__Exercise requirements__: The records below must be written out exactly, with every picture left behind.

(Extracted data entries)
::::

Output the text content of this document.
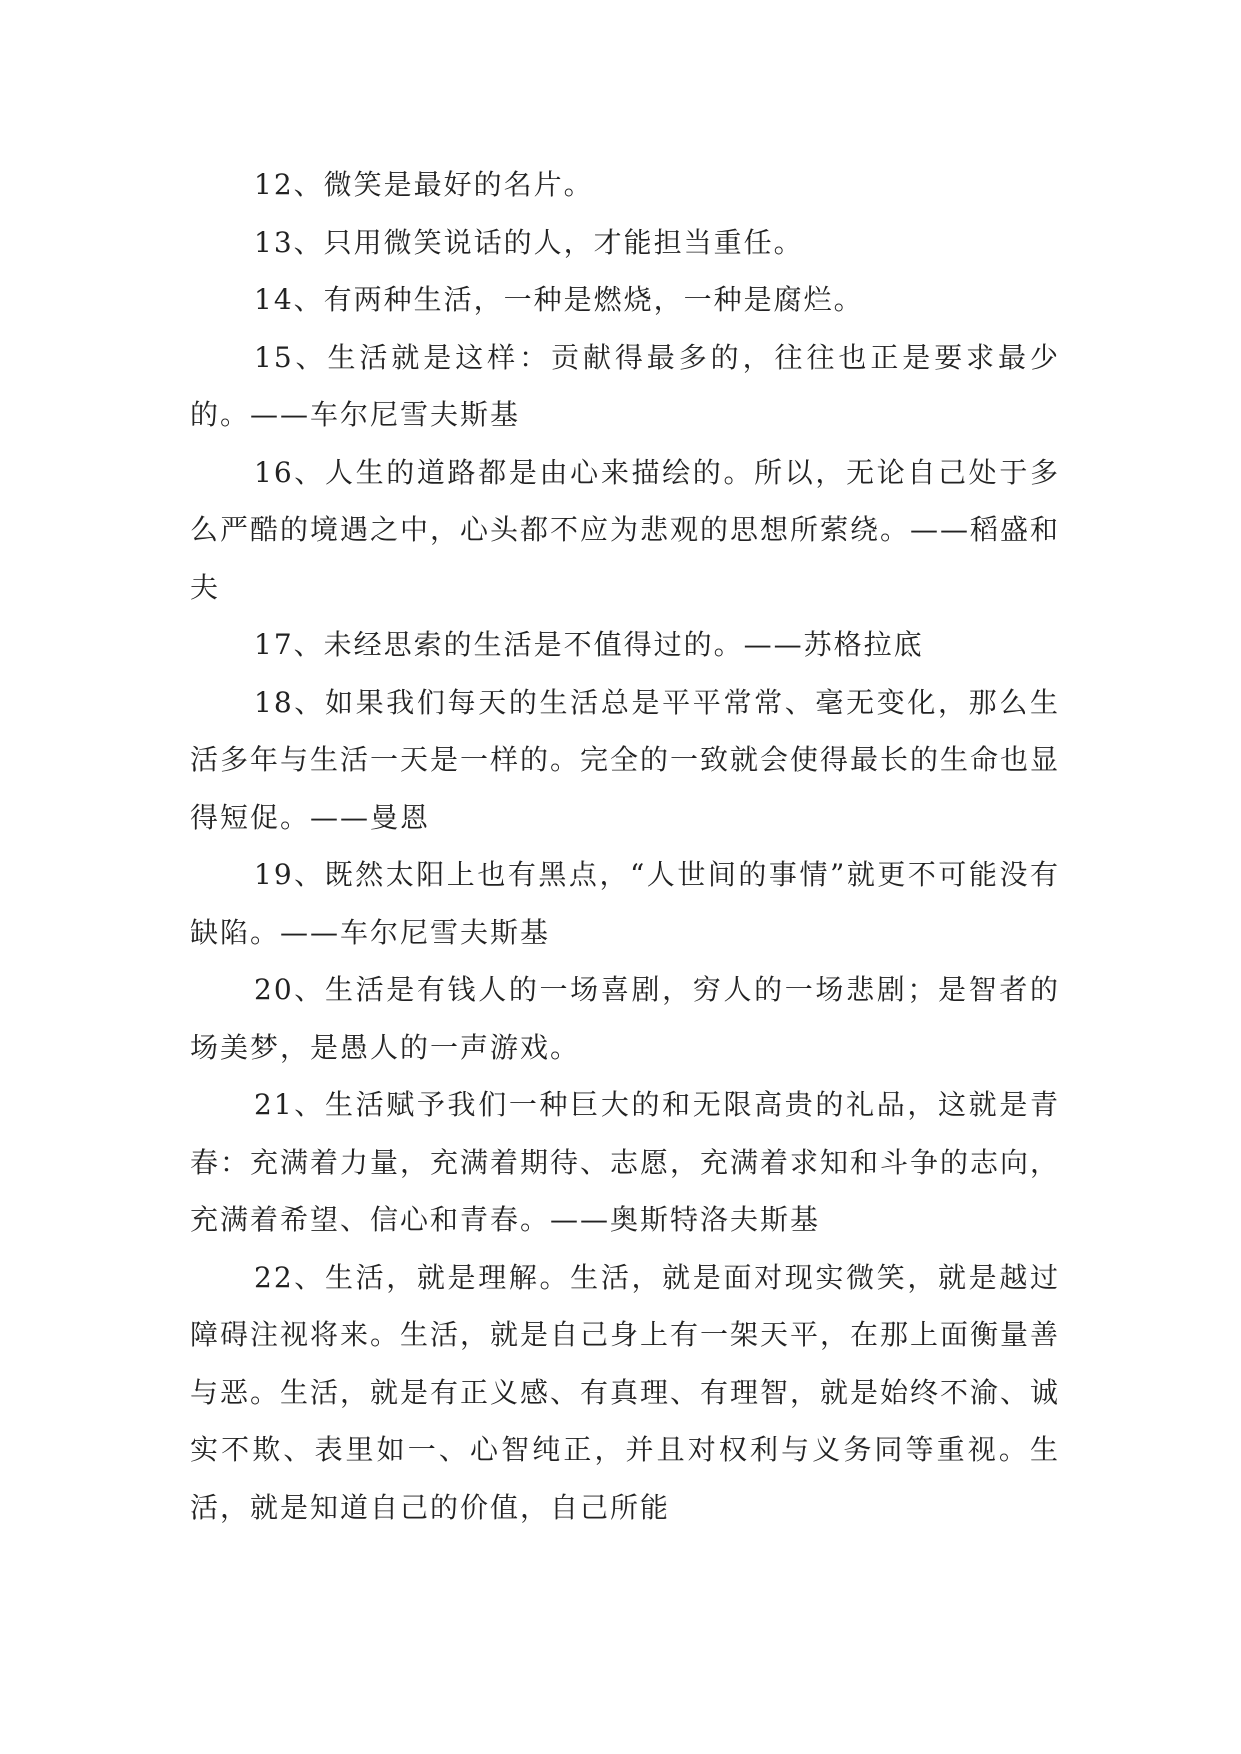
12、微笑是最好的名片。

13、只用微笑说话的人，才能担当重任。

14、有两种生活，一种是燃烧，一种是腐烂。

15、生活就是这样：贡献得最多的，往往也正是要求最少的。——车尔尼雪夫斯基

16、人生的道路都是由心来描绘的。所以，无论自己处于多么严酷的境遇之中，心头都不应为悲观的思想所萦绕。——稻盛和夫

17、未经思索的生活是不值得过的。——苏格拉底

18、如果我们每天的生活总是平平常常、毫无变化，那么生活多年与生活一天是一样的。完全的一致就会使得最长的生命也显得短促。——曼恩

19、既然太阳上也有黑点，“人世间的事情”就更不可能没有缺陷。——车尔尼雪夫斯基

20、生活是有钱人的一场喜剧，穷人的一场悲剧；是智者的场美梦，是愚人的一声游戏。

21、生活赋予我们一种巨大的和无限高贵的礼品，这就是青春：充满着力量，充满着期待、志愿，充满着求知和斗争的志向，充满着希望、信心和青春。——奥斯特洛夫斯基

22、生活，就是理解。生活，就是面对现实微笑，就是越过障碍注视将来。生活，就是自己身上有一架天平，在那上面衡量善与恶。生活，就是有正义感、有真理、有理智，就是始终不渝、诚实不欺、表里如一、心智纯正，并且对权利与义务同等重视。生活，就是知道自己的价值，自己所能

::::

__Reply__:
Output the text content of this document.
12、微笑是最好的名片。

13、只用微笑说话的人，才能担当重任。

14、有两种生活，一种是燃烧，一种是腐烂。

15、生活就是这样：贡献得最多的，往往也正是要求最少的。——车尔尼雪夫斯基

16、人生的道路都是由心来描绘的。所以，无论自己处于多么严酷的境遇之中，心头都不应为悲观的思想所萦绕。——稻盛和夫

17、未经思索的生活是不值得过的。——苏格拉底

18、如果我们每天的生活总是平平常常、毫无变化，那么生活多年与生活一天是一样的。完全的一致就会使得最长的生命也显得短促。——曼恩

19、既然太阳上也有黑点，“人世间的事情”就更不可能没有缺陷。——车尔尼雪夫斯基

20、生活是有钱人的一场喜剧，穷人的一场悲剧；是智者的场美梦，是愚人的一声游戏。

21、生活赋予我们一种巨大的和无限高贵的礼品，这就是青春：充满着力量，充满着期待、志愿，充满着求知和斗争的志向，充满着希望、信心和青春。——奥斯特洛夫斯基

22、生活，就是理解。生活，就是面对现实微笑，就是越过障碍注视将来。生活，就是自己身上有一架天平，在那上面衡量善与恶。生活，就是有正义感、有真理、有理智，就是始终不渝、诚实不欺、表里如一、心智纯正，并且对权利与义务同等重视。生活，就是知道自己的价值，自己所能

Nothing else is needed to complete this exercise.